INFORMATION SUPPLIED:
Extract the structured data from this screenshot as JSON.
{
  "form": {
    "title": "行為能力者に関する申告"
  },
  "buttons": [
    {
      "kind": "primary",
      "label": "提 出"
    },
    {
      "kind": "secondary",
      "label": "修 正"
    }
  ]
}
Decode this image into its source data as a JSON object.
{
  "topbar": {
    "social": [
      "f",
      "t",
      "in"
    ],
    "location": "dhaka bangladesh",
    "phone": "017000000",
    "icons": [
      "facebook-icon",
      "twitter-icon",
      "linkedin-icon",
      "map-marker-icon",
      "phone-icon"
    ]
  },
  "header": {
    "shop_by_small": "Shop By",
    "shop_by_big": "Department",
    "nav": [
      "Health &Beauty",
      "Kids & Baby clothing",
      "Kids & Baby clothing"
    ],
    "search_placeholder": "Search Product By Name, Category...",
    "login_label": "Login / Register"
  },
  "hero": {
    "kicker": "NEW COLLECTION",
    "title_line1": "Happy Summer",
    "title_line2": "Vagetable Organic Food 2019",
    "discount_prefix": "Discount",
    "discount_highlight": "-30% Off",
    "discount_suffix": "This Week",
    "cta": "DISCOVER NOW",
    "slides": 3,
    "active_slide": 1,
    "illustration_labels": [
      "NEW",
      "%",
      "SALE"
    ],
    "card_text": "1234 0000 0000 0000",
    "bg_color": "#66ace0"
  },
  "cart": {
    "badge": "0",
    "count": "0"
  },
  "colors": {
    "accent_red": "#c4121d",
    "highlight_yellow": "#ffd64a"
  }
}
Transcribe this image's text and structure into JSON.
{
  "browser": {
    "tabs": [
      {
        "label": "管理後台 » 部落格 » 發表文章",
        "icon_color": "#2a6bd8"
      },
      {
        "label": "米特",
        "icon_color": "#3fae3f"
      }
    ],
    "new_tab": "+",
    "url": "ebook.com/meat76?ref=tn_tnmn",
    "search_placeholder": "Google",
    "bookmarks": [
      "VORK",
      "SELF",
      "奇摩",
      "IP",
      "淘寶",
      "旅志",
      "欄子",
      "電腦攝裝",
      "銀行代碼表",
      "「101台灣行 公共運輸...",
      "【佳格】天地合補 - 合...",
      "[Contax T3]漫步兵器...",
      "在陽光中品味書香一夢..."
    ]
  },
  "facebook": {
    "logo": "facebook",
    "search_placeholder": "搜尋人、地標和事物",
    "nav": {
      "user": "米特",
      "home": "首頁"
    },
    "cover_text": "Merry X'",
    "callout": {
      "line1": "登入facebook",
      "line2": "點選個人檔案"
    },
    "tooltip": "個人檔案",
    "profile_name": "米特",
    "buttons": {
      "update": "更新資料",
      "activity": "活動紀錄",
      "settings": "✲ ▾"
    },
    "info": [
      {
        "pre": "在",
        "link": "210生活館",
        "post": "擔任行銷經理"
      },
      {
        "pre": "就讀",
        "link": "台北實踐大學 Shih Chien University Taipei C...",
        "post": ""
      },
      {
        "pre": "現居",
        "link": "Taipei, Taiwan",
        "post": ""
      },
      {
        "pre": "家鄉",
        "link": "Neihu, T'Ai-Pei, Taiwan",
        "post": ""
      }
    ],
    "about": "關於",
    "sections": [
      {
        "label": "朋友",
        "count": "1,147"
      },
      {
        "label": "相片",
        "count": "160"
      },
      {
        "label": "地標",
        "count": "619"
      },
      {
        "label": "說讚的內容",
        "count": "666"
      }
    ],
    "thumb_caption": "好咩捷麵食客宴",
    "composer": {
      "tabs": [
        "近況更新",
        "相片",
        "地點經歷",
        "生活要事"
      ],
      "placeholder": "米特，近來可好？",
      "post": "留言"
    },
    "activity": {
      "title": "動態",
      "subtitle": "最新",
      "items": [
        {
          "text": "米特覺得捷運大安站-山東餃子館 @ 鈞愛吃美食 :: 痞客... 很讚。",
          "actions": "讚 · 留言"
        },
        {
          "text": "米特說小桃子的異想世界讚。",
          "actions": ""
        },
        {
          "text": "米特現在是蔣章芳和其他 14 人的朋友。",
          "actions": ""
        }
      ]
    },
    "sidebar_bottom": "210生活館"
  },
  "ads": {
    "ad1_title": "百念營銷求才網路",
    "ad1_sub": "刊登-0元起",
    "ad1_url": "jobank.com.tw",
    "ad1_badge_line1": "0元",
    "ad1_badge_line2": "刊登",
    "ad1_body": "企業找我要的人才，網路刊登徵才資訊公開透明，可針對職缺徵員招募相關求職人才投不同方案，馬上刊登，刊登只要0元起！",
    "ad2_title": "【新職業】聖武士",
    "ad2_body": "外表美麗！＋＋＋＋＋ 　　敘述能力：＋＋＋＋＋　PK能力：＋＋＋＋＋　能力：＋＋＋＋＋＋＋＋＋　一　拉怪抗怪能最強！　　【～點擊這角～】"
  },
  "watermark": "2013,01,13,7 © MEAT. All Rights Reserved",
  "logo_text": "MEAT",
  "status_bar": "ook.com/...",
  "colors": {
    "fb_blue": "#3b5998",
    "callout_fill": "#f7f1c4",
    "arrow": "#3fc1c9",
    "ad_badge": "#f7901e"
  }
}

WRITTEN REQUEST:
Extract the complete listing above, reproducing each line exactly.

FULL ANSWER:
Extract the structured data from this screenshot as JSON.
{
  "form": {
    "title": "行為能力者に関する申告"
  },
  "buttons": [
    {
      "kind": "primary",
      "label": "提 出"
    },
    {
      "kind": "secondary",
      "label": "修 正"
    }
  ]
}
Decode this image into its source data as a JSON object.
{
  "topbar": {
    "social": [
      "f",
      "t",
      "in"
    ],
    "location": "dhaka bangladesh",
    "phone": "017000000",
    "icons": [
      "facebook-icon",
      "twitter-icon",
      "linkedin-icon",
      "map-marker-icon",
      "phone-icon"
    ]
  },
  "header": {
    "shop_by_small": "Shop By",
    "shop_by_big": "Department",
    "nav": [
      "Health &Beauty",
      "Kids & Baby clothing",
      "Kids & Baby clothing"
    ],
    "search_placeholder": "Search Product By Name, Category...",
    "login_label": "Login / Register"
  },
  "hero": {
    "kicker": "NEW COLLECTION",
    "title_line1": "Happy Summer",
    "title_line2": "Vagetable Organic Food 2019",
    "discount_prefix": "Discount",
    "discount_highlight": "-30% Off",
    "discount_suffix": "This Week",
    "cta": "DISCOVER NOW",
    "slides": 3,
    "active_slide": 1,
    "illustration_labels": [
      "NEW",
      "%",
      "SALE"
    ],
    "card_text": "1234 0000 0000 0000",
    "bg_color": "#66ace0"
  },
  "cart": {
    "badge": "0",
    "count": "0"
  },
  "colors": {
    "accent_red": "#c4121d",
    "highlight_yellow": "#ffd64a"
  }
}
Transcribe this image's text and structure into JSON.
{
  "browser": {
    "tabs": [
      {
        "label": "管理後台 » 部落格 » 發表文章",
        "icon_color": "#2a6bd8"
      },
      {
        "label": "米特",
        "icon_color": "#3fae3f"
      }
    ],
    "new_tab": "+",
    "url": "ebook.com/meat76?ref=tn_tnmn",
    "search_placeholder": "Google",
    "bookmarks": [
      "VORK",
      "SELF",
      "奇摩",
      "IP",
      "淘寶",
      "旅志",
      "欄子",
      "電腦攝裝",
      "銀行代碼表",
      "「101台灣行 公共運輸...",
      "【佳格】天地合補 - 合...",
      "[Contax T3]漫步兵器...",
      "在陽光中品味書香一夢..."
    ]
  },
  "facebook": {
    "logo": "facebook",
    "search_placeholder": "搜尋人、地標和事物",
    "nav": {
      "user": "米特",
      "home": "首頁"
    },
    "cover_text": "Merry X'",
    "callout": {
      "line1": "登入facebook",
      "line2": "點選個人檔案"
    },
    "tooltip": "個人檔案",
    "profile_name": "米特",
    "buttons": {
      "update": "更新資料",
      "activity": "活動紀錄",
      "settings": "✲ ▾"
    },
    "info": [
      {
        "pre": "在",
        "link": "210生活館",
        "post": "擔任行銷經理"
      },
      {
        "pre": "就讀",
        "link": "台北實踐大學 Shih Chien University Taipei C...",
        "post": ""
      },
      {
        "pre": "現居",
        "link": "Taipei, Taiwan",
        "post": ""
      },
      {
        "pre": "家鄉",
        "link": "Neihu, T'Ai-Pei, Taiwan",
        "post": ""
      }
    ],
    "about": "關於",
    "sections": [
      {
        "label": "朋友",
        "count": "1,147"
      },
      {
        "label": "相片",
        "count": "160"
      },
      {
        "label": "地標",
        "count": "619"
      },
      {
        "label": "說讚的內容",
        "count": "666"
      }
    ],
    "thumb_caption": "好咩捷麵食客宴",
    "composer": {
      "tabs": [
        "近況更新",
        "相片",
        "地點經歷",
        "生活要事"
      ],
      "placeholder": "米特，近來可好？",
      "post": "留言"
    },
    "activity": {
      "title": "動態",
      "subtitle": "最新",
      "items": [
        {
          "text": "米特覺得捷運大安站-山東餃子館 @ 鈞愛吃美食 :: 痞客... 很讚。",
          "actions": "讚 · 留言"
        },
        {
          "text": "米特說小桃子的異想世界讚。",
          "actions": ""
        },
        {
          "text": "米特現在是蔣章芳和其他 14 人的朋友。",
          "actions": ""
        }
      ]
    },
    "sidebar_bottom": "210生活館"
  },
  "ads": {
    "ad1_title": "百念營銷求才網路",
    "ad1_sub": "刊登-0元起",
    "ad1_url": "jobank.com.tw",
    "ad1_badge_line1": "0元",
    "ad1_badge_line2": "刊登",
    "ad1_body": "企業找我要的人才，網路刊登徵才資訊公開透明，可針對職缺徵員招募相關求職人才投不同方案，馬上刊登，刊登只要0元起！",
    "ad2_title": "【新職業】聖武士",
    "ad2_body": "外表美麗！＋＋＋＋＋ 　　敘述能力：＋＋＋＋＋　PK能力：＋＋＋＋＋　能力：＋＋＋＋＋＋＋＋＋　一　拉怪抗怪能最強！　　【～點擊這角～】"
  },
  "watermark": "2013,01,13,7 © MEAT. All Rights Reserved",
  "logo_text": "MEAT",
  "status_bar": "ook.com/...",
  "colors": {
    "fb_blue": "#3b5998",
    "callout_fill": "#f7f1c4",
    "arrow": "#3fc1c9",
    "ad_badge": "#f7901e"
  }
}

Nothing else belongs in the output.